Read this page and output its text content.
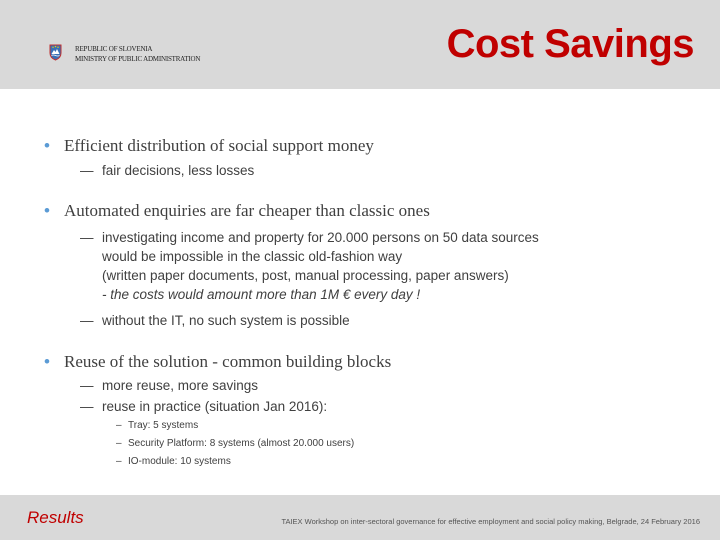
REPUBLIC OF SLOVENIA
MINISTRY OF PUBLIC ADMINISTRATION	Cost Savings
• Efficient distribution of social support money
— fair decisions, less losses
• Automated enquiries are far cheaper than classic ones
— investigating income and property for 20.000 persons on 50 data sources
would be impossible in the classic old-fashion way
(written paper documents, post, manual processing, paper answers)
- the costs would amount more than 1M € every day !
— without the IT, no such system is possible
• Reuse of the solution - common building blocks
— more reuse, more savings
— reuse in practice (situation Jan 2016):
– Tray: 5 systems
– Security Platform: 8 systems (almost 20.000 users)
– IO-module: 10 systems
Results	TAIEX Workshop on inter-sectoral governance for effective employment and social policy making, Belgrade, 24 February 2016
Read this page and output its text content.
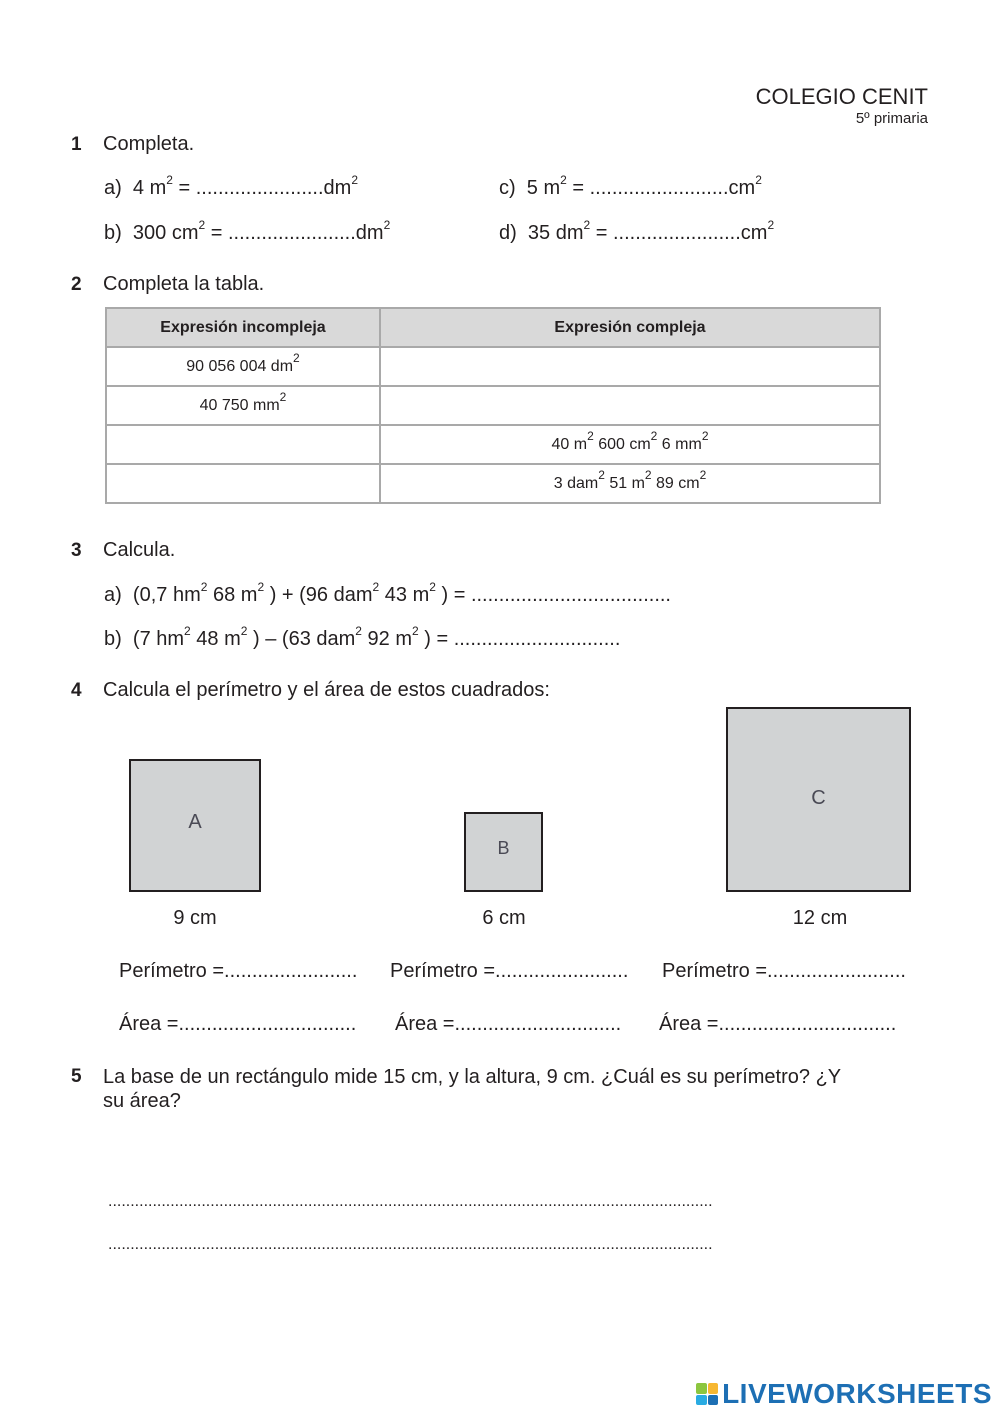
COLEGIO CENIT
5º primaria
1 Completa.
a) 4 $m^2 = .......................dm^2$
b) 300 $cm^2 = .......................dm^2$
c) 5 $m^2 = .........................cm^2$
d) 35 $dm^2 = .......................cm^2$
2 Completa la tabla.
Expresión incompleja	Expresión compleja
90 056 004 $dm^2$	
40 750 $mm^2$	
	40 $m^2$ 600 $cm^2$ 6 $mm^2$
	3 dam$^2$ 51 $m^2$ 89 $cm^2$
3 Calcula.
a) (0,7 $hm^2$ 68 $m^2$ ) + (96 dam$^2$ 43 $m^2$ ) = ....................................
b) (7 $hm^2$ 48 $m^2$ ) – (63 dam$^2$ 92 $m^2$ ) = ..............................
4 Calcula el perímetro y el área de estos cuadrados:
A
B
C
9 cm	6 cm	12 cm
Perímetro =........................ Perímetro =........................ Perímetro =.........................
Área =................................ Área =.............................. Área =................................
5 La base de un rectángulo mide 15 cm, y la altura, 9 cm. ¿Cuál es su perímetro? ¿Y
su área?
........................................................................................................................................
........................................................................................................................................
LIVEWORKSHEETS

◆ GIVEN TASK: Apart from the pictures, the entries above are to be repeated in full and exactly.

◆ RESPONSE FOR THIS EXERCISE:
Read this page and output its text content.
REPUBLIC OF SLOVENIA
MINISTRY OF PUBLIC ADMINISTRATION	Cost Savings
• Efficient distribution of social support money
— fair decisions, less losses
• Automated enquiries are far cheaper than classic ones
— investigating income and property for 20.000 persons on 50 data sources
would be impossible in the classic old-fashion way
(written paper documents, post, manual processing, paper answers)
- the costs would amount more than 1M € every day !
— without the IT, no such system is possible
• Reuse of the solution - common building blocks
— more reuse, more savings
— reuse in practice (situation Jan 2016):
– Tray: 5 systems
– Security Platform: 8 systems (almost 20.000 users)
– IO-module: 10 systems
Results	TAIEX Workshop on inter-sectoral governance for effective employment and social policy making, Belgrade, 24 February 2016
Read this page and output its text content.
COLEGIO CENIT
5º primaria
1 Completa.
a) 4 $m^2 = .......................dm^2$
b) 300 $cm^2 = .......................dm^2$
c) 5 $m^2 = .........................cm^2$
d) 35 $dm^2 = .......................cm^2$
2 Completa la tabla.
Expresión incompleja	Expresión compleja
90 056 004 $dm^2$	
40 750 $mm^2$	
	40 $m^2$ 600 $cm^2$ 6 $mm^2$
	3 dam$^2$ 51 $m^2$ 89 $cm^2$
3 Calcula.
a) (0,7 $hm^2$ 68 $m^2$ ) + (96 dam$^2$ 43 $m^2$ ) = ....................................
b) (7 $hm^2$ 48 $m^2$ ) – (63 dam$^2$ 92 $m^2$ ) = ..............................
4 Calcula el perímetro y el área de estos cuadrados:
A
B
C
9 cm	6 cm	12 cm
Perímetro =........................ Perímetro =........................ Perímetro =.........................
Área =................................ Área =.............................. Área =................................
5 La base de un rectángulo mide 15 cm, y la altura, 9 cm. ¿Cuál es su perímetro? ¿Y
su área?
........................................................................................................................................
........................................................................................................................................
LIVEWORKSHEETS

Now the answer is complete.